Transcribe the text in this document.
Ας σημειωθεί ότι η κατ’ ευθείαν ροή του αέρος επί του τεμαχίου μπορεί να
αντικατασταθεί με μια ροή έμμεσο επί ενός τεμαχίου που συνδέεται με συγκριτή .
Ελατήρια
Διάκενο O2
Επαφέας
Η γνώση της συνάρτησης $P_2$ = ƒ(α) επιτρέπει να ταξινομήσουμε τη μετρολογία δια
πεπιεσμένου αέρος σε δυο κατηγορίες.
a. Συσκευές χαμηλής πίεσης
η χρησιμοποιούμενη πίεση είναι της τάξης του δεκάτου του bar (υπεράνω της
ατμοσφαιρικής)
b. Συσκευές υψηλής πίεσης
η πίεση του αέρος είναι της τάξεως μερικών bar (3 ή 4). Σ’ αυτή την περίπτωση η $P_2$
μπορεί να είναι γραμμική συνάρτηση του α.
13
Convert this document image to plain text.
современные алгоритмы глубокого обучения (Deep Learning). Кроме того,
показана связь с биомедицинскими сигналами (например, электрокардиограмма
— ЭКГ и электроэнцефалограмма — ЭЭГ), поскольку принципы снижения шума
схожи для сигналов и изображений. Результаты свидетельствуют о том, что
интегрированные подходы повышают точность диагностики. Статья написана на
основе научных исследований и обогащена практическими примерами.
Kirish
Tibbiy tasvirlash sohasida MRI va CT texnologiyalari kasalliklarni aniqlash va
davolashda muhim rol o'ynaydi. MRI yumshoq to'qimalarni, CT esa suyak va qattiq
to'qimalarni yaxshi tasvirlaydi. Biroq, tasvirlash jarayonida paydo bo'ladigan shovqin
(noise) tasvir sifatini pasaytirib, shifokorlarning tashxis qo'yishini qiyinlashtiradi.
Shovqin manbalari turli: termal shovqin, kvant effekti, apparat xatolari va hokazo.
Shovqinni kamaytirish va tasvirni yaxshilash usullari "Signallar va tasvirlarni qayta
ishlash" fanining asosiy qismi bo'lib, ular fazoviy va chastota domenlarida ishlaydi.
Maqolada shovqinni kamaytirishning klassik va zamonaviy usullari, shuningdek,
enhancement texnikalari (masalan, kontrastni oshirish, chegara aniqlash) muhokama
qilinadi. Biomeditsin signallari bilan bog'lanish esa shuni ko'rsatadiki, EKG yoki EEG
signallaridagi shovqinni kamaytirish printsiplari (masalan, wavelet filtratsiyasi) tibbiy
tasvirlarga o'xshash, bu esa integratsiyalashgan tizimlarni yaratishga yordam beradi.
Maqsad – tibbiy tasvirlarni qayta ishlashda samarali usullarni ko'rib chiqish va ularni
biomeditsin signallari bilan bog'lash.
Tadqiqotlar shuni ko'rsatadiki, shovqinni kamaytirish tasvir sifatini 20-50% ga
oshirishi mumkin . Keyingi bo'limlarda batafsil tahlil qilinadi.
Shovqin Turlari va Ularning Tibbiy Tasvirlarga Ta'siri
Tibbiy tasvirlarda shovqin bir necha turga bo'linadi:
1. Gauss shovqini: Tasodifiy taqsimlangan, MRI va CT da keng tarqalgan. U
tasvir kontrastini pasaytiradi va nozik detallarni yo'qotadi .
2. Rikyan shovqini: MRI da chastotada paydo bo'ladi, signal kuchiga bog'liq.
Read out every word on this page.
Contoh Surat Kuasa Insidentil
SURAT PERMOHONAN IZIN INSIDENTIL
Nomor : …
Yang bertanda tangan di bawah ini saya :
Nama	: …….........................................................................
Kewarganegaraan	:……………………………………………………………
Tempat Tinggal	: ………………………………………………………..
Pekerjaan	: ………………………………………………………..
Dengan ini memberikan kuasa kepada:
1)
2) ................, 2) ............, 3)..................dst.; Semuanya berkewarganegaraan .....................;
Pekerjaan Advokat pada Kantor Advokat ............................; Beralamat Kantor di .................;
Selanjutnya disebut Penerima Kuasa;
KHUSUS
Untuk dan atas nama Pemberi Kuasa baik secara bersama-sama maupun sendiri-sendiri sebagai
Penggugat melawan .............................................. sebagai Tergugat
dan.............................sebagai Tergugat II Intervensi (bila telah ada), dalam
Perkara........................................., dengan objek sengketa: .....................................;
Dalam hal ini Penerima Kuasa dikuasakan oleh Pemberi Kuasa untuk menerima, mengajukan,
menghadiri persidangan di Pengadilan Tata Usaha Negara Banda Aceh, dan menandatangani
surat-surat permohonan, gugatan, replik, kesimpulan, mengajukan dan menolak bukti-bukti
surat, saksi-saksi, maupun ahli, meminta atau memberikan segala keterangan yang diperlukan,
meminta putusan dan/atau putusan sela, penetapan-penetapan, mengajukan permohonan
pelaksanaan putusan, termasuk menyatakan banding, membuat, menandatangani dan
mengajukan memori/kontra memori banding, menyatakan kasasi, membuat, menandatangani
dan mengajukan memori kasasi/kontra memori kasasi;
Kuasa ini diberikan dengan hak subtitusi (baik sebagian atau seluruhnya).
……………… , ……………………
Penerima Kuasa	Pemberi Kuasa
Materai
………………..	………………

WORK INSTRUCTIONS
Copy every line above that includes the string "membuat".

RESULT OF THIS EXERCISE
pelaksanaan putusan, termasuk menyatakan banding, membuat, menandatangani dan
mengajukan memori/kontra memori banding, menyatakan kasasi, membuat, menandatangani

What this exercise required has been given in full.